- _Goal_:
Among the entries below, find how many lines carry the word "TradingView" and state only that figure.
-- Raw records start --
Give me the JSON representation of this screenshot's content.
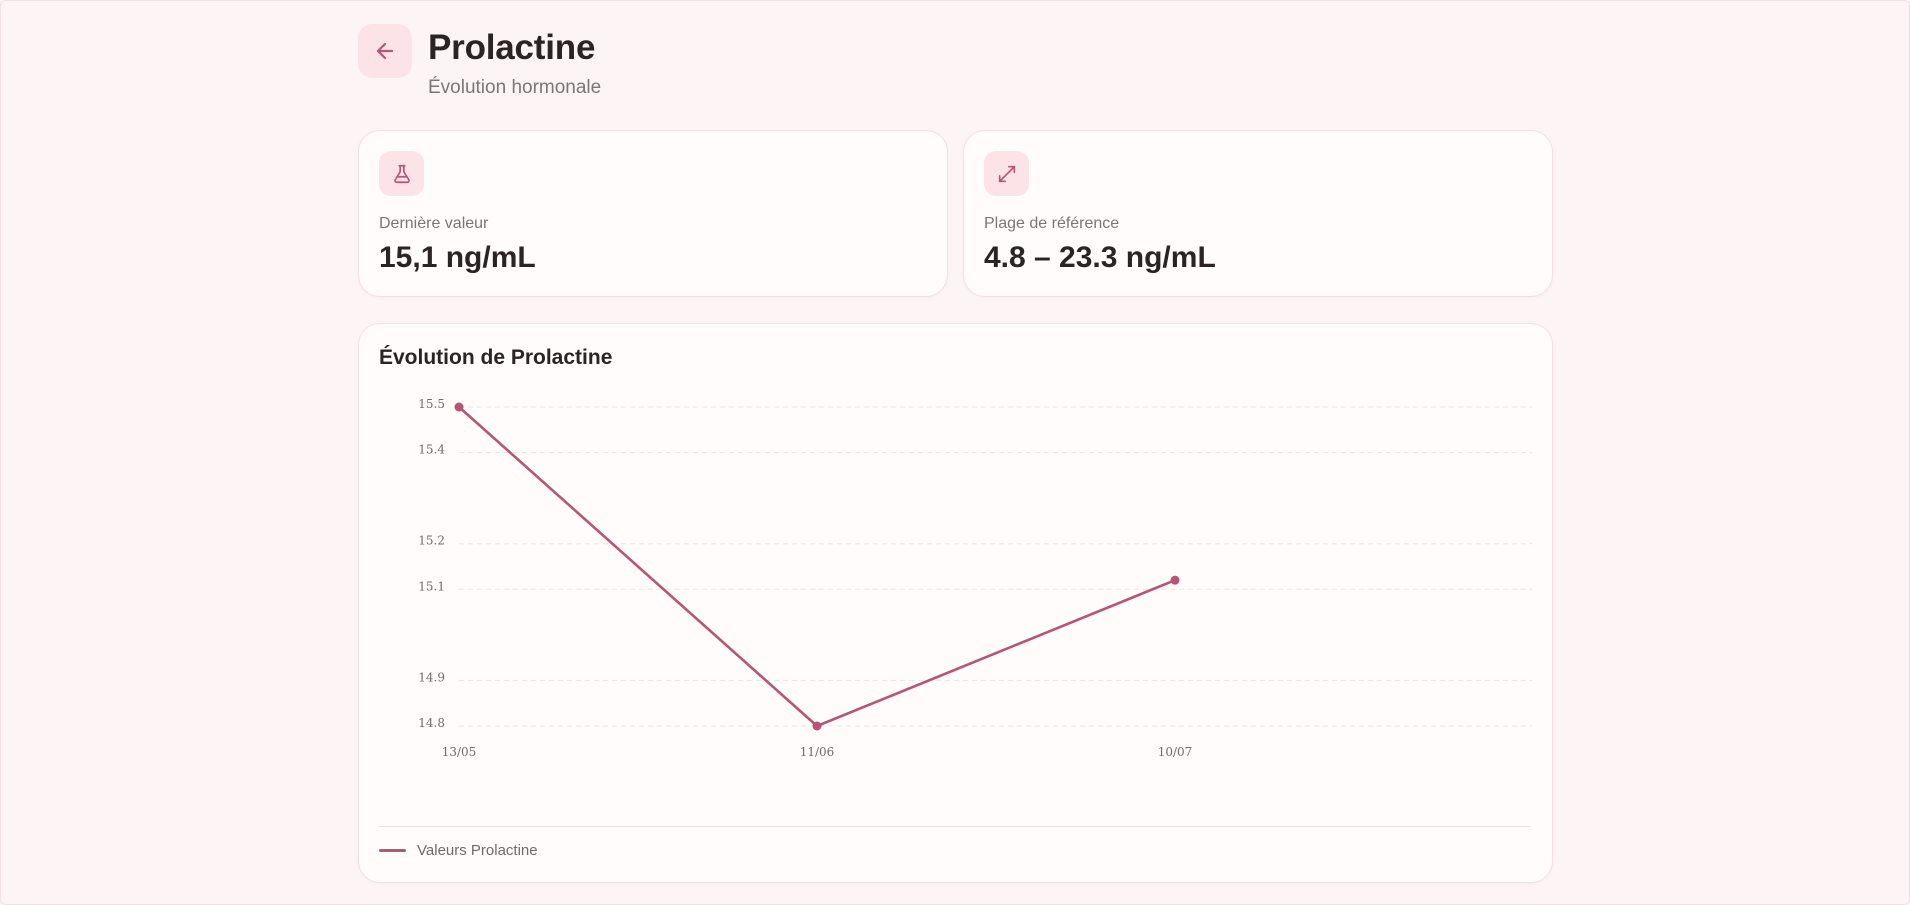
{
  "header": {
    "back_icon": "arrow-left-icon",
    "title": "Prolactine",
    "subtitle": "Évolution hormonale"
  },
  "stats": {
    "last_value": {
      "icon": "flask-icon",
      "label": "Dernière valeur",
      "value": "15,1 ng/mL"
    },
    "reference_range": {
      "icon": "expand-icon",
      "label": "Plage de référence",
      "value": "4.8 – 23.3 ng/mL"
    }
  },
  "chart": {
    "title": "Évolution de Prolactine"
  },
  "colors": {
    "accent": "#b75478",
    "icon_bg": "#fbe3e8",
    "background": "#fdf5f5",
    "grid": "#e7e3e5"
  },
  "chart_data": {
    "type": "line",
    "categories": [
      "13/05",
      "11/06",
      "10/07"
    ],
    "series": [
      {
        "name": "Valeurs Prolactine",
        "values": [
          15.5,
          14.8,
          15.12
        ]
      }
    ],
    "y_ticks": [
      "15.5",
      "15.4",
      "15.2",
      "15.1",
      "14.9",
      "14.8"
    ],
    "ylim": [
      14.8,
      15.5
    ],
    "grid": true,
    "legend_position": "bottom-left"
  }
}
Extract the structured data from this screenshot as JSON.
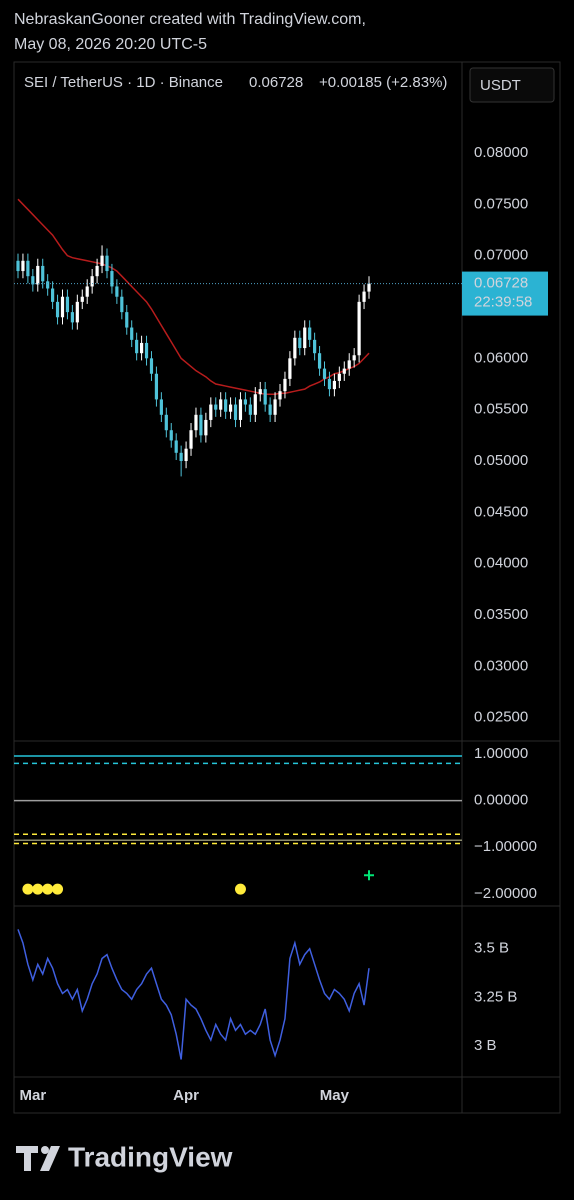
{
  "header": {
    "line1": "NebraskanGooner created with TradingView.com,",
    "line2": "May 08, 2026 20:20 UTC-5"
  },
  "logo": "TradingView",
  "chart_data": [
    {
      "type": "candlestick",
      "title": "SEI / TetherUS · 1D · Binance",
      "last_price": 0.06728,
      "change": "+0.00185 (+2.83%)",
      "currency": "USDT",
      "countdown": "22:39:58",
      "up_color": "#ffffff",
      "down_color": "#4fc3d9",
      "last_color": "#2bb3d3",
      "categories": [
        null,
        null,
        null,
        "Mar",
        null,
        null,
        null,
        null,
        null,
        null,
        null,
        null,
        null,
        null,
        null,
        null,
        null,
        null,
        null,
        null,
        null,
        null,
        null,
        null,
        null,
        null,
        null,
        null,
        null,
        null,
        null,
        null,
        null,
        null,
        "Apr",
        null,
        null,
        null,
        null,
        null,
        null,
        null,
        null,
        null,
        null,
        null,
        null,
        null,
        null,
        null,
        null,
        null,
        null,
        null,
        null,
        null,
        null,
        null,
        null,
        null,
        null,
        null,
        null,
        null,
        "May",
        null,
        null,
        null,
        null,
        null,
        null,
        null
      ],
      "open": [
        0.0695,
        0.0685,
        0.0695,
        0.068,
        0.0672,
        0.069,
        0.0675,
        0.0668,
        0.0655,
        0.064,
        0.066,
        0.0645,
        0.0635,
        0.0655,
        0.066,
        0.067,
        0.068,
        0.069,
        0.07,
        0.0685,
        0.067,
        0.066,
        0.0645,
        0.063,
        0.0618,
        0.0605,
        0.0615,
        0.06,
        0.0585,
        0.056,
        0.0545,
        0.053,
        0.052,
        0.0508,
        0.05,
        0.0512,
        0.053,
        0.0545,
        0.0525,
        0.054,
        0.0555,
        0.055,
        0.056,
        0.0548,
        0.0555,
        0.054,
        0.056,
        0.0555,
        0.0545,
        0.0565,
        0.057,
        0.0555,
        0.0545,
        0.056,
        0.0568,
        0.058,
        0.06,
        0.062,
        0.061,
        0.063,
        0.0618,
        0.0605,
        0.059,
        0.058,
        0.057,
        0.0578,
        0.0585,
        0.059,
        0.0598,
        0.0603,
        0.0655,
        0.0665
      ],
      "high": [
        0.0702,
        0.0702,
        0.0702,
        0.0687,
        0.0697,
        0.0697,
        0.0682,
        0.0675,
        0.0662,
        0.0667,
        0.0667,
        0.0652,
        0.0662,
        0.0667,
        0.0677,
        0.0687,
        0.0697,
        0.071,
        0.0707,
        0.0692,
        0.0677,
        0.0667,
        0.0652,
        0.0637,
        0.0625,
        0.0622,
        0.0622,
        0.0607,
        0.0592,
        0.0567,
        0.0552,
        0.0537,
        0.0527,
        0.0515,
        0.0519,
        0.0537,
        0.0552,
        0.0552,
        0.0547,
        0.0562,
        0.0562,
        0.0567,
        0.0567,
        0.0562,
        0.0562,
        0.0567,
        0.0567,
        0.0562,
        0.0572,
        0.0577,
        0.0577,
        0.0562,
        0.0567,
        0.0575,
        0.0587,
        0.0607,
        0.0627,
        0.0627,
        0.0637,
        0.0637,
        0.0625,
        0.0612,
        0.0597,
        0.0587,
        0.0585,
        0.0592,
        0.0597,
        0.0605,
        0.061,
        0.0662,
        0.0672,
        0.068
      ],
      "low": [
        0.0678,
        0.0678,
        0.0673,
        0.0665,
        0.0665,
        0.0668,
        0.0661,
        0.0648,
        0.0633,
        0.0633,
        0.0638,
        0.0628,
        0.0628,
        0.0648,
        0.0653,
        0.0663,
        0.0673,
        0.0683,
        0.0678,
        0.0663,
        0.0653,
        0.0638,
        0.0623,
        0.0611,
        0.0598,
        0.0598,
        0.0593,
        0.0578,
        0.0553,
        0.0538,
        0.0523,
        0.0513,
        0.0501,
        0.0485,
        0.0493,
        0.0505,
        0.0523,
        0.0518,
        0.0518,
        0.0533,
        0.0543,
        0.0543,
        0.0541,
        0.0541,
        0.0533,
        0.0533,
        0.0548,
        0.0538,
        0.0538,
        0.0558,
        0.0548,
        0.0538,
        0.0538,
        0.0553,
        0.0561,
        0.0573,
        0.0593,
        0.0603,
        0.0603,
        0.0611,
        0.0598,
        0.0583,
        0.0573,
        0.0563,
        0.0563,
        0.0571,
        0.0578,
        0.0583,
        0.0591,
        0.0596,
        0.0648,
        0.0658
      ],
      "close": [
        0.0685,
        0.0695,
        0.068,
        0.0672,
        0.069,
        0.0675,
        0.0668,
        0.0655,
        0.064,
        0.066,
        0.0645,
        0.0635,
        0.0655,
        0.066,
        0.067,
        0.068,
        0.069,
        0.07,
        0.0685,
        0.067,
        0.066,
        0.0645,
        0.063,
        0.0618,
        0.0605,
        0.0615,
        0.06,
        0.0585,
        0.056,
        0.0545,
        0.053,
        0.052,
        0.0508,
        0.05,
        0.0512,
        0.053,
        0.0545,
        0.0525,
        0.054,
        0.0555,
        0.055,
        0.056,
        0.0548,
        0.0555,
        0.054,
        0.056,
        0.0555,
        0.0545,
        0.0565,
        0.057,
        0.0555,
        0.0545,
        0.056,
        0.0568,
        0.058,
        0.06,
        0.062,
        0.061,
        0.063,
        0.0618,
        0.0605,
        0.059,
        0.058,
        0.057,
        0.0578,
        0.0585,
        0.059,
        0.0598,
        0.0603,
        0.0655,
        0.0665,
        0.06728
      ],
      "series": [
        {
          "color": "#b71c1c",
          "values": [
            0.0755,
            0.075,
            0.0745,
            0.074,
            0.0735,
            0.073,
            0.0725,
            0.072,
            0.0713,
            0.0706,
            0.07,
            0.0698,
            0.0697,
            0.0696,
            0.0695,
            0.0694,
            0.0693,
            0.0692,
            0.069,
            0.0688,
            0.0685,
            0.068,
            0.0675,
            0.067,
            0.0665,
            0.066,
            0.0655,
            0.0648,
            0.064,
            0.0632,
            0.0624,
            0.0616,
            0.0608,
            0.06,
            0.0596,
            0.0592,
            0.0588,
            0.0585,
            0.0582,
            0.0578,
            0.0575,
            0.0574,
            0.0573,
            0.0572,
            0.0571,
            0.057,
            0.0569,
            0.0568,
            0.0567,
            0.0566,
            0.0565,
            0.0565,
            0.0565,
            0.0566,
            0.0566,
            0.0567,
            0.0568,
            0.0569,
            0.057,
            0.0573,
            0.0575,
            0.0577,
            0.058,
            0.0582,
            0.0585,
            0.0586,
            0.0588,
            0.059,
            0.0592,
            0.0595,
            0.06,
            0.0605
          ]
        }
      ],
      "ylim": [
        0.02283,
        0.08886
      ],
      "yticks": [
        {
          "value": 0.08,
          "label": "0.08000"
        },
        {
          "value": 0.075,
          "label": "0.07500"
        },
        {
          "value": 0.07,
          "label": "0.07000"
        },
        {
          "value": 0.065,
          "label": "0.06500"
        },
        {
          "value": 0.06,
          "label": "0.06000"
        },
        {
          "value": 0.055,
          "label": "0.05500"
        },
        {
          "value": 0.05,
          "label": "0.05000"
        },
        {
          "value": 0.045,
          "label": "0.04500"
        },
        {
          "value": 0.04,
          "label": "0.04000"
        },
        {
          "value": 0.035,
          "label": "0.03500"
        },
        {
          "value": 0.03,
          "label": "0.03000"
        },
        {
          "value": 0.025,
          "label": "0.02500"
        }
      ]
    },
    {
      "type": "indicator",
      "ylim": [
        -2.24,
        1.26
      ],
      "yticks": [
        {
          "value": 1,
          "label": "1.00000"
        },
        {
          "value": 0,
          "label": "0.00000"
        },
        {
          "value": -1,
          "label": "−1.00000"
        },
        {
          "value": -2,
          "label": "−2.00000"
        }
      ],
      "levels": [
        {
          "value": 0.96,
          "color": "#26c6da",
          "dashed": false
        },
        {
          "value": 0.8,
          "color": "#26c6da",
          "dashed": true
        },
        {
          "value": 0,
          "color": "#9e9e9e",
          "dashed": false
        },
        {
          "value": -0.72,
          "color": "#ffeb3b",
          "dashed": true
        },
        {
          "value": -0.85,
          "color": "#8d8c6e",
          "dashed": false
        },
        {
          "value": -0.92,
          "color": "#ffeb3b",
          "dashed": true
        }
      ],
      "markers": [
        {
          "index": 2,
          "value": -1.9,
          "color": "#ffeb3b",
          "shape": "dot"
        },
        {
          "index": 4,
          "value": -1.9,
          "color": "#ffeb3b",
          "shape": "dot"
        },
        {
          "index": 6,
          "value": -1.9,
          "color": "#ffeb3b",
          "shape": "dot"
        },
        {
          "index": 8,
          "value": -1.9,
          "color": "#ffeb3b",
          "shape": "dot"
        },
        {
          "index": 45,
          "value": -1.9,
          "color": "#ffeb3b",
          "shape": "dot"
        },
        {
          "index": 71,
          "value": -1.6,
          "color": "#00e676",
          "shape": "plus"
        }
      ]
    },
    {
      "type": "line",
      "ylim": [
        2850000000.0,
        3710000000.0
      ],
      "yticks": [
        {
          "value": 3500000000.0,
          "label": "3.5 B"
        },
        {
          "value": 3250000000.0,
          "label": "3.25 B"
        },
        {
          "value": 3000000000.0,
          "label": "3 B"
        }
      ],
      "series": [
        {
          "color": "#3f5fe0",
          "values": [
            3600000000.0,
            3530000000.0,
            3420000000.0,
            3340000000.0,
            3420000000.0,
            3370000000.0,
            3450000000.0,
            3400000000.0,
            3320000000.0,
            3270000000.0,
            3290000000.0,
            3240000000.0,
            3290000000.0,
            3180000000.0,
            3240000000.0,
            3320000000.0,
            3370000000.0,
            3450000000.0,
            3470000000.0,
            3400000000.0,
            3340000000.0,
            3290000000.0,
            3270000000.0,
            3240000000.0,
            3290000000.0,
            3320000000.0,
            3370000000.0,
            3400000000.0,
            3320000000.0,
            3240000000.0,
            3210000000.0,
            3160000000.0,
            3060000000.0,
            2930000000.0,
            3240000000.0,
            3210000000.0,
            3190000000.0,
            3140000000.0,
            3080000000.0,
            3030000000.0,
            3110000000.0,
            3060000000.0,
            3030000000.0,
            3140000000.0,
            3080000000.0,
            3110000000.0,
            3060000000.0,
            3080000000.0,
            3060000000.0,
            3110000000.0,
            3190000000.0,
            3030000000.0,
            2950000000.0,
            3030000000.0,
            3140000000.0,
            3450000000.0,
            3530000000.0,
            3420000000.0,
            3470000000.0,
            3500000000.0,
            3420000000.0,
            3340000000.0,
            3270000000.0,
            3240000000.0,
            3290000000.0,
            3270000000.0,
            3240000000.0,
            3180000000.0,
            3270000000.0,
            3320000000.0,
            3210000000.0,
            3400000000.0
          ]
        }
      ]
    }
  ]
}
-- Raw records end --
- _Written answer_:
2